Written instruction:
Copy each line that has the string "JSON" somewhere in it.

Provided records:
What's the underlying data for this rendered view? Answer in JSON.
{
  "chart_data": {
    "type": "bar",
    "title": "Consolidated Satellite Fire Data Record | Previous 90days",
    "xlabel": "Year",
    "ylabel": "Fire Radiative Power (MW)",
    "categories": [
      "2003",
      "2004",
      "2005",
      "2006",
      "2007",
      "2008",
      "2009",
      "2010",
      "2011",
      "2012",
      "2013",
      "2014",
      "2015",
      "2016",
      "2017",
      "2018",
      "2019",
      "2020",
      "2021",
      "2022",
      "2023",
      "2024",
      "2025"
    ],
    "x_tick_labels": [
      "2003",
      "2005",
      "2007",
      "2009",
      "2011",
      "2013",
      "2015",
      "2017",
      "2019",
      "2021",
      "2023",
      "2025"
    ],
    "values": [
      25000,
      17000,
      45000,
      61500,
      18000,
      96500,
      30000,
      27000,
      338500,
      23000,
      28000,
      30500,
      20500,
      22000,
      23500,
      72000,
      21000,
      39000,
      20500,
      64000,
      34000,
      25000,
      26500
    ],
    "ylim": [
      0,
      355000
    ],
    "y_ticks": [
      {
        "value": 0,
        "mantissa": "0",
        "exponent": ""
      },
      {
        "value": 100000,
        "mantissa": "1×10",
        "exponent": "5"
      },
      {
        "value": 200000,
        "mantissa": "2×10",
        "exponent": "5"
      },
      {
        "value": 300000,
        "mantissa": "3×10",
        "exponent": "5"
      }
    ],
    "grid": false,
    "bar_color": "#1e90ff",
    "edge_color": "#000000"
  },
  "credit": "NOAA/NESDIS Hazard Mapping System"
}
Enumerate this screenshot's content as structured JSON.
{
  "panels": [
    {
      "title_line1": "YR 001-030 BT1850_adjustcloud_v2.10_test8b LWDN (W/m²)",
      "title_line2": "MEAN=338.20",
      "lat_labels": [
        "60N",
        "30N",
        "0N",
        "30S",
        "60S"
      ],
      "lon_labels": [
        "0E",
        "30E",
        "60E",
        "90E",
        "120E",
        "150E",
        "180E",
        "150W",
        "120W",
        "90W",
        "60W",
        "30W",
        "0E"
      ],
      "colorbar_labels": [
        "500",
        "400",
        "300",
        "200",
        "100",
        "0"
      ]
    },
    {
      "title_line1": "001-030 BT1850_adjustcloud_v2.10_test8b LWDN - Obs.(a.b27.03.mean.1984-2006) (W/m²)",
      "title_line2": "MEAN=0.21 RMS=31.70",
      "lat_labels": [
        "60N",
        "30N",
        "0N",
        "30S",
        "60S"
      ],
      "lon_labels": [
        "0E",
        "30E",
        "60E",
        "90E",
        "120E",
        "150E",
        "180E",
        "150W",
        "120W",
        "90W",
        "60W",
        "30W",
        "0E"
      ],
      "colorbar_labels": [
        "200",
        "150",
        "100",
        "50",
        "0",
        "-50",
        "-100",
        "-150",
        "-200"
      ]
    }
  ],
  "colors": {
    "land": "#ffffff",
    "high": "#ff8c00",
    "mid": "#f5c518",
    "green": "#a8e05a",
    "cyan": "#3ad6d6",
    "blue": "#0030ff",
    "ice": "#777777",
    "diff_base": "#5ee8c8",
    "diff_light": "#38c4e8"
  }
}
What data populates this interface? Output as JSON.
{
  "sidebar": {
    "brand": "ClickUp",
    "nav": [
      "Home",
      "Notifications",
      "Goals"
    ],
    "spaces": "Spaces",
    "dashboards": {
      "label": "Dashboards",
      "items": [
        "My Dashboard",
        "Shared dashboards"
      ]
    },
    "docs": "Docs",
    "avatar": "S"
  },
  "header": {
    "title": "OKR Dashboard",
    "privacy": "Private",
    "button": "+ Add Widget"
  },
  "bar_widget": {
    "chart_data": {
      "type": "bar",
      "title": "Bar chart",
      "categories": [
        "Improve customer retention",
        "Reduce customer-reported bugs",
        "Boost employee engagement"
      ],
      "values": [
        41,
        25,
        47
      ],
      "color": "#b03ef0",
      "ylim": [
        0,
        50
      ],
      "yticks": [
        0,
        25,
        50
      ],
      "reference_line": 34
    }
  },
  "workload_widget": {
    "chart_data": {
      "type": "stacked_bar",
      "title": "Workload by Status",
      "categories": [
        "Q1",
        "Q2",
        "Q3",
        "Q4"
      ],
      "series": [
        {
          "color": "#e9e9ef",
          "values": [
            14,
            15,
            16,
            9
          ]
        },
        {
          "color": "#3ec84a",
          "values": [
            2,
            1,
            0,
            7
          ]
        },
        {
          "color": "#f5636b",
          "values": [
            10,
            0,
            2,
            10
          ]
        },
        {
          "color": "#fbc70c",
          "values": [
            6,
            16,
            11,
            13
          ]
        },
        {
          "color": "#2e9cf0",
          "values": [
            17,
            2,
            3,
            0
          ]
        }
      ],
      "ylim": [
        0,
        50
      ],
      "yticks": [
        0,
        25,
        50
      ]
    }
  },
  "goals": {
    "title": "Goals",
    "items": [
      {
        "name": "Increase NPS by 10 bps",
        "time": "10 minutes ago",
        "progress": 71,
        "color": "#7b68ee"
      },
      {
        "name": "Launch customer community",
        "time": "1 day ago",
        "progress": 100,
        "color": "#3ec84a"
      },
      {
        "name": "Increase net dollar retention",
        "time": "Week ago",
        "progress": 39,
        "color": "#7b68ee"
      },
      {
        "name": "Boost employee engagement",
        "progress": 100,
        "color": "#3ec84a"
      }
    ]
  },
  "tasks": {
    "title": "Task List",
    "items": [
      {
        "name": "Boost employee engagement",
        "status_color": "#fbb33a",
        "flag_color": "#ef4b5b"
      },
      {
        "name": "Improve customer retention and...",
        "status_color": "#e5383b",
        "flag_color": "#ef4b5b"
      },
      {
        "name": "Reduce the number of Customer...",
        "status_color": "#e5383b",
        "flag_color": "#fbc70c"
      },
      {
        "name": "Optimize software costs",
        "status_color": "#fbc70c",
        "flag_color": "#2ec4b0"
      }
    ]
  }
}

Expected answer:
What's the underlying data for this rendered view? Answer in JSON.
Enumerate this screenshot's content as structured JSON.
What data populates this interface? Output as JSON.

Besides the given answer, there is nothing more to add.